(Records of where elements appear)
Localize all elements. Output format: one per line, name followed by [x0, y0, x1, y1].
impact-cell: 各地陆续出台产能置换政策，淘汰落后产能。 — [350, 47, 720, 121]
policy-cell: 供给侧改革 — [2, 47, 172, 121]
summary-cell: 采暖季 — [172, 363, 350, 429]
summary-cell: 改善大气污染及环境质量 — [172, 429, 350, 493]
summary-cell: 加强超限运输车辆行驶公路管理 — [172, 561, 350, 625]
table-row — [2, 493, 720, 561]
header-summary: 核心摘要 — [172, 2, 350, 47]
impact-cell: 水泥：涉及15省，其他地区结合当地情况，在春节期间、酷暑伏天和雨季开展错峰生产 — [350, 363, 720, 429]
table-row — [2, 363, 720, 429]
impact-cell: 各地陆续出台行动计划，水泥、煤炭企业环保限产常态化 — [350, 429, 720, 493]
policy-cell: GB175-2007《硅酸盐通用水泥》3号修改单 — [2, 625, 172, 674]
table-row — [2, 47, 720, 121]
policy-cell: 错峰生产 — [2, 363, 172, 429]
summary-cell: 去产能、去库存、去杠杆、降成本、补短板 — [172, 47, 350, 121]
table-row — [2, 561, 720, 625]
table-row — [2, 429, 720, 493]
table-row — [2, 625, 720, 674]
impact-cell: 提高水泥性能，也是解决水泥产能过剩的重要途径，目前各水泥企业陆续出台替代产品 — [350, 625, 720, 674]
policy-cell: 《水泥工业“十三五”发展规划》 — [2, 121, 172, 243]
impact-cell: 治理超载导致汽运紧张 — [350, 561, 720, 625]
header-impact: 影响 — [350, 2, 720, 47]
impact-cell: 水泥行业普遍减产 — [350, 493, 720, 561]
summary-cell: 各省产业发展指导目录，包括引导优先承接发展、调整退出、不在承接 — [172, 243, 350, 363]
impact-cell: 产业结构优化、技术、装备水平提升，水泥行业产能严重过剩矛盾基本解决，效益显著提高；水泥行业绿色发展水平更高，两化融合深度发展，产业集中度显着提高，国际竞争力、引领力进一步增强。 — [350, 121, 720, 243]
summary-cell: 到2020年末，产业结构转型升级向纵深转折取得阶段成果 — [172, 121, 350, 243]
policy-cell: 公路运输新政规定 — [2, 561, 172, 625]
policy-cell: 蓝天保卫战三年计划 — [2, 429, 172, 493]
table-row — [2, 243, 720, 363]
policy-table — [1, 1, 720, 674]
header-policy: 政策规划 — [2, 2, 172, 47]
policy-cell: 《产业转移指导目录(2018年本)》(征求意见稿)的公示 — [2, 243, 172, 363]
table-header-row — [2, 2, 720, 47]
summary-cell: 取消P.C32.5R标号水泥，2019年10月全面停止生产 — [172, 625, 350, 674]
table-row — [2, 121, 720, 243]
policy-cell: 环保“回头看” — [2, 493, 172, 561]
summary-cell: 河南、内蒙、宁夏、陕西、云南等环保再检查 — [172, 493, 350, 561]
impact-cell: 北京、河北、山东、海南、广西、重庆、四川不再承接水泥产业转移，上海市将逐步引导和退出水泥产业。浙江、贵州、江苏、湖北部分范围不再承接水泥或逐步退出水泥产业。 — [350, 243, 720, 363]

* AIM OF THE EXERCISE
Could you repeat word for word the stretch of the records above from their start through the line containing "header-impact: 影响 — [350, 2, 720, 47]", with both ends included?

* CORRECT RESPONSE
Localize all elements. Output format: one per line, name followed by [x0, y0, x1, y1].
impact-cell: 各地陆续出台产能置换政策，淘汰落后产能。 — [350, 47, 720, 121]
policy-cell: 供给侧改革 — [2, 47, 172, 121]
summary-cell: 采暖季 — [172, 363, 350, 429]
summary-cell: 改善大气污染及环境质量 — [172, 429, 350, 493]
summary-cell: 加强超限运输车辆行驶公路管理 — [172, 561, 350, 625]
table-row — [2, 493, 720, 561]
header-summary: 核心摘要 — [172, 2, 350, 47]
impact-cell: 水泥：涉及15省，其他地区结合当地情况，在春节期间、酷暑伏天和雨季开展错峰生产 — [350, 363, 720, 429]
table-row — [2, 363, 720, 429]
impact-cell: 各地陆续出台行动计划，水泥、煤炭企业环保限产常态化 — [350, 429, 720, 493]
policy-cell: GB175-2007《硅酸盐通用水泥》3号修改单 — [2, 625, 172, 674]
table-row — [2, 47, 720, 121]
policy-cell: 错峰生产 — [2, 363, 172, 429]
summary-cell: 去产能、去库存、去杠杆、降成本、补短板 — [172, 47, 350, 121]
table-row — [2, 561, 720, 625]
table-row — [2, 429, 720, 493]
table-row — [2, 625, 720, 674]
impact-cell: 提高水泥性能，也是解决水泥产能过剩的重要途径，目前各水泥企业陆续出台替代产品 — [350, 625, 720, 674]
policy-cell: 《水泥工业“十三五”发展规划》 — [2, 121, 172, 243]
impact-cell: 治理超载导致汽运紧张 — [350, 561, 720, 625]
header-impact: 影响 — [350, 2, 720, 47]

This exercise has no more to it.